**Stated exercise**
Scan the records and identify every line in which the string "green" occurs, then return those lines.

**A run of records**
*****

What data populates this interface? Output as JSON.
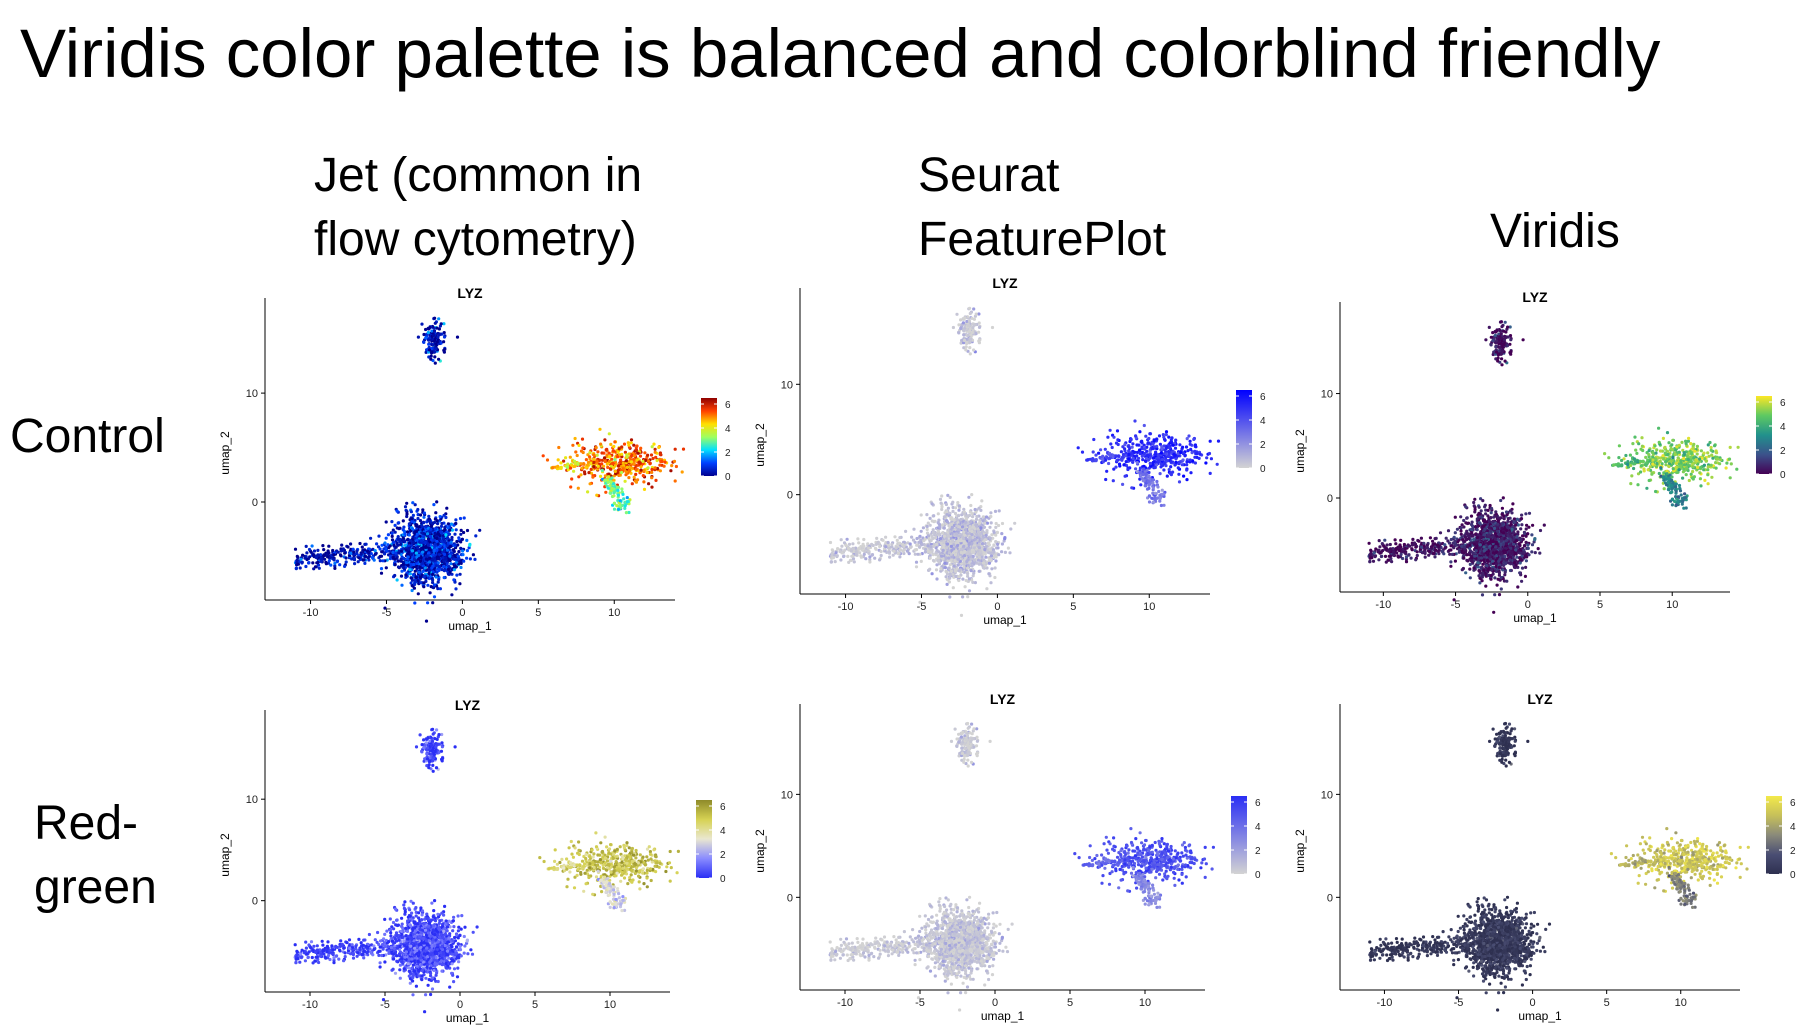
{
  "slide": {
    "title": "Viridis color palette is balanced and colorblind friendly",
    "columns": [
      {
        "lines": [
          "Jet (common in",
          "flow cytometry)"
        ]
      },
      {
        "lines": [
          "Seurat",
          "FeaturePlot"
        ]
      },
      {
        "lines": [
          "Viridis"
        ]
      }
    ],
    "rows": [
      {
        "lines": [
          "Control"
        ]
      },
      {
        "lines": [
          "Red-",
          "green"
        ]
      }
    ]
  },
  "chart_data": [
    {
      "type": "scatter",
      "title": "LYZ",
      "xlabel": "umap_1",
      "ylabel": "umap_2",
      "xticks": [
        -10,
        -5,
        0,
        5,
        10
      ],
      "yticks": [
        0,
        10
      ],
      "xlim": [
        -13,
        14
      ],
      "ylim": [
        -9,
        18
      ],
      "legend_ticks": [
        0,
        2,
        4,
        6
      ],
      "legend_range": [
        0,
        6.5
      ],
      "palette": "jet",
      "colors": [
        "#00008f",
        "#0040ff",
        "#00dfff",
        "#9fff5f",
        "#ffdf00",
        "#ff4000",
        "#8f0000"
      ],
      "clusters": [
        {
          "name": "top cluster",
          "x_center": -1.9,
          "y_center": 14.8,
          "x_spread": 0.9,
          "y_spread": 2.0,
          "lyz_level": 0.4
        },
        {
          "name": "main cluster",
          "x_center": -2.3,
          "y_center": -4.4,
          "x_spread": 2.3,
          "y_spread": 3.4,
          "lyz_level": 0.5
        },
        {
          "name": "tail",
          "x_from": -11,
          "x_to": -4,
          "y_at": -5.3,
          "lyz_level": 0.3
        },
        {
          "name": "right cluster",
          "x_center": 10.2,
          "y_center": 3.6,
          "x_spread": 2.3,
          "y_spread": 1.8,
          "lyz_level": 5.2
        }
      ]
    },
    {
      "type": "scatter",
      "title": "LYZ",
      "xlabel": "umap_1",
      "ylabel": "umap_2",
      "xticks": [
        -10,
        -5,
        0,
        5,
        10
      ],
      "yticks": [
        0,
        10
      ],
      "xlim": [
        -13,
        14
      ],
      "ylim": [
        -9,
        18
      ],
      "legend_ticks": [
        0,
        2,
        4,
        6
      ],
      "legend_range": [
        0,
        6.5
      ],
      "palette": "seurat",
      "colors": [
        "#d3d3d3",
        "#0000ff"
      ],
      "clusters": [
        {
          "name": "top cluster",
          "x_center": -1.9,
          "y_center": 14.8,
          "x_spread": 0.9,
          "y_spread": 2.0,
          "lyz_level": 0.4
        },
        {
          "name": "main cluster",
          "x_center": -2.3,
          "y_center": -4.4,
          "x_spread": 2.3,
          "y_spread": 3.4,
          "lyz_level": 0.5
        },
        {
          "name": "tail",
          "x_from": -11,
          "x_to": -4,
          "y_at": -5.3,
          "lyz_level": 0.3
        },
        {
          "name": "right cluster",
          "x_center": 10.2,
          "y_center": 3.6,
          "x_spread": 2.3,
          "y_spread": 1.8,
          "lyz_level": 5.2
        }
      ]
    },
    {
      "type": "scatter",
      "title": "LYZ",
      "xlabel": "umap_1",
      "ylabel": "umap_2",
      "xticks": [
        -10,
        -5,
        0,
        5,
        10
      ],
      "yticks": [
        0,
        10
      ],
      "xlim": [
        -13,
        14
      ],
      "ylim": [
        -9,
        18
      ],
      "legend_ticks": [
        0,
        2,
        4,
        6
      ],
      "legend_range": [
        0,
        6.5
      ],
      "palette": "viridis",
      "colors": [
        "#440154",
        "#3b528b",
        "#21918c",
        "#5ec962",
        "#fde725"
      ],
      "clusters": [
        {
          "name": "top cluster",
          "x_center": -1.9,
          "y_center": 14.8,
          "x_spread": 0.9,
          "y_spread": 2.0,
          "lyz_level": 0.4
        },
        {
          "name": "main cluster",
          "x_center": -2.3,
          "y_center": -4.4,
          "x_spread": 2.3,
          "y_spread": 3.4,
          "lyz_level": 0.5
        },
        {
          "name": "tail",
          "x_from": -11,
          "x_to": -4,
          "y_at": -5.3,
          "lyz_level": 0.3
        },
        {
          "name": "right cluster",
          "x_center": 10.2,
          "y_center": 3.6,
          "x_spread": 2.3,
          "y_spread": 1.8,
          "lyz_level": 5.2
        }
      ]
    },
    {
      "type": "scatter",
      "title": "LYZ",
      "xlabel": "umap_1",
      "ylabel": "umap_2",
      "xticks": [
        -10,
        -5,
        0,
        5,
        10
      ],
      "yticks": [
        0,
        10
      ],
      "xlim": [
        -13,
        14
      ],
      "ylim": [
        -9,
        18
      ],
      "legend_ticks": [
        0,
        2,
        4,
        6
      ],
      "legend_range": [
        0,
        6.5
      ],
      "palette": "jet, red-green colorblind simulation",
      "colors": [
        "#2a2ef5",
        "#8a8cff",
        "#e9e7d0",
        "#d6d253",
        "#8e8a2a"
      ],
      "clusters": [
        {
          "name": "top cluster",
          "x_center": -1.9,
          "y_center": 14.8,
          "x_spread": 0.9,
          "y_spread": 2.0,
          "lyz_level": 0.4
        },
        {
          "name": "main cluster",
          "x_center": -2.3,
          "y_center": -4.4,
          "x_spread": 2.3,
          "y_spread": 3.4,
          "lyz_level": 0.5
        },
        {
          "name": "tail",
          "x_from": -11,
          "x_to": -4,
          "y_at": -5.3,
          "lyz_level": 0.3
        },
        {
          "name": "right cluster",
          "x_center": 10.2,
          "y_center": 3.6,
          "x_spread": 2.3,
          "y_spread": 1.8,
          "lyz_level": 5.2
        }
      ]
    },
    {
      "type": "scatter",
      "title": "LYZ",
      "xlabel": "umap_1",
      "ylabel": "umap_2",
      "xticks": [
        -10,
        -5,
        0,
        5,
        10
      ],
      "yticks": [
        0,
        10
      ],
      "xlim": [
        -13,
        14
      ],
      "ylim": [
        -9,
        18
      ],
      "legend_ticks": [
        0,
        2,
        4,
        6
      ],
      "legend_range": [
        0,
        6.5
      ],
      "palette": "seurat, red-green colorblind simulation",
      "colors": [
        "#d3d3d3",
        "#2a2ef5"
      ],
      "clusters": [
        {
          "name": "top cluster",
          "x_center": -1.9,
          "y_center": 14.8,
          "x_spread": 0.9,
          "y_spread": 2.0,
          "lyz_level": 0.4
        },
        {
          "name": "main cluster",
          "x_center": -2.3,
          "y_center": -4.4,
          "x_spread": 2.3,
          "y_spread": 3.4,
          "lyz_level": 0.5
        },
        {
          "name": "tail",
          "x_from": -11,
          "x_to": -4,
          "y_at": -5.3,
          "lyz_level": 0.3
        },
        {
          "name": "right cluster",
          "x_center": 10.2,
          "y_center": 3.6,
          "x_spread": 2.3,
          "y_spread": 1.8,
          "lyz_level": 5.2
        }
      ]
    },
    {
      "type": "scatter",
      "title": "LYZ",
      "xlabel": "umap_1",
      "ylabel": "umap_2",
      "xticks": [
        -10,
        -5,
        0,
        5,
        10
      ],
      "yticks": [
        0,
        10
      ],
      "xlim": [
        -13,
        14
      ],
      "ylim": [
        -9,
        18
      ],
      "legend_ticks": [
        0,
        2,
        4,
        6
      ],
      "legend_range": [
        0,
        6.5
      ],
      "palette": "viridis, red-green colorblind simulation",
      "colors": [
        "#2e3050",
        "#4a4e73",
        "#8a8a7a",
        "#c6c05a",
        "#f3e94a"
      ],
      "clusters": [
        {
          "name": "top cluster",
          "x_center": -1.9,
          "y_center": 14.8,
          "x_spread": 0.9,
          "y_spread": 2.0,
          "lyz_level": 0.4
        },
        {
          "name": "main cluster",
          "x_center": -2.3,
          "y_center": -4.4,
          "x_spread": 2.3,
          "y_spread": 3.4,
          "lyz_level": 0.5
        },
        {
          "name": "tail",
          "x_from": -11,
          "x_to": -4,
          "y_at": -5.3,
          "lyz_level": 0.3
        },
        {
          "name": "right cluster",
          "x_center": 10.2,
          "y_center": 3.6,
          "x_spread": 2.3,
          "y_spread": 1.8,
          "lyz_level": 5.2
        }
      ]
    }
  ]
}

*****

**Correct answer**
          "green"
      "palette": "jet, red-green colorblind simulation",
      "palette": "seurat, red-green colorblind simulation",
      "palette": "viridis, red-green colorblind simulation",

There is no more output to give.